::: Data :::

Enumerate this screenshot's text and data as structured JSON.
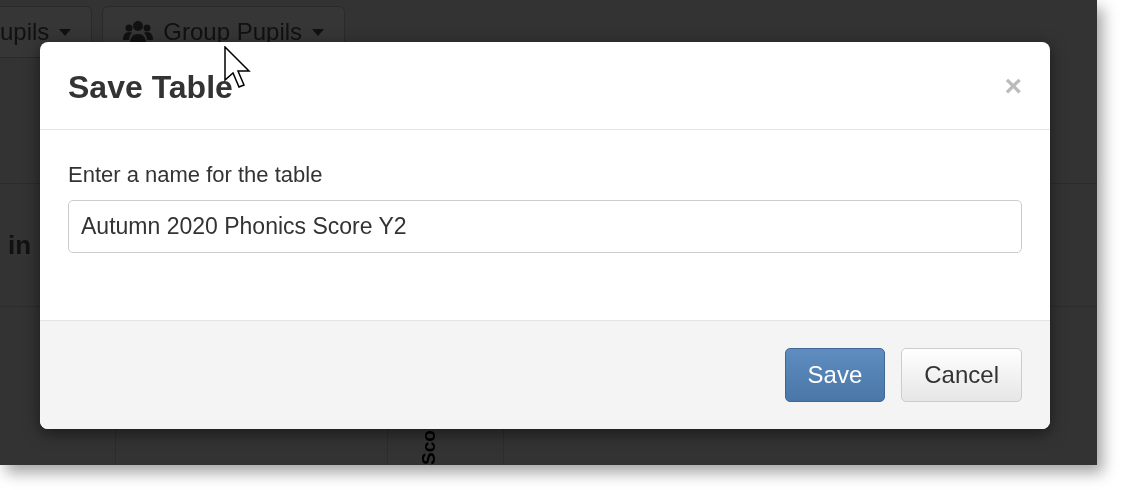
{
  "background": {
    "toolbar": [
      {
        "label": "upils",
        "kind": "plain"
      },
      {
        "label": "Group Pupils",
        "kind": "group"
      }
    ],
    "row_text": "in",
    "column_heading": "Sco"
  },
  "dialog": {
    "title": "Save Table",
    "close": "×",
    "field_label": "Enter a name for the table",
    "field_value": "Autumn 2020 Phonics Score Y2",
    "buttons": [
      {
        "label": "Save",
        "kind": "primary"
      },
      {
        "label": "Cancel",
        "kind": "default"
      }
    ]
  }
}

:::

■ Task goal ■
Set down the material above as is, without any pictures.

■ Response ■
Enumerate this screenshot's text and data as structured JSON.
{
  "background": {
    "toolbar": [
      {
        "label": "upils",
        "kind": "plain"
      },
      {
        "label": "Group Pupils",
        "kind": "group"
      }
    ],
    "row_text": "in",
    "column_heading": "Sco"
  },
  "dialog": {
    "title": "Save Table",
    "close": "×",
    "field_label": "Enter a name for the table",
    "field_value": "Autumn 2020 Phonics Score Y2",
    "buttons": [
      {
        "label": "Save",
        "kind": "primary"
      },
      {
        "label": "Cancel",
        "kind": "default"
      }
    ]
  }
}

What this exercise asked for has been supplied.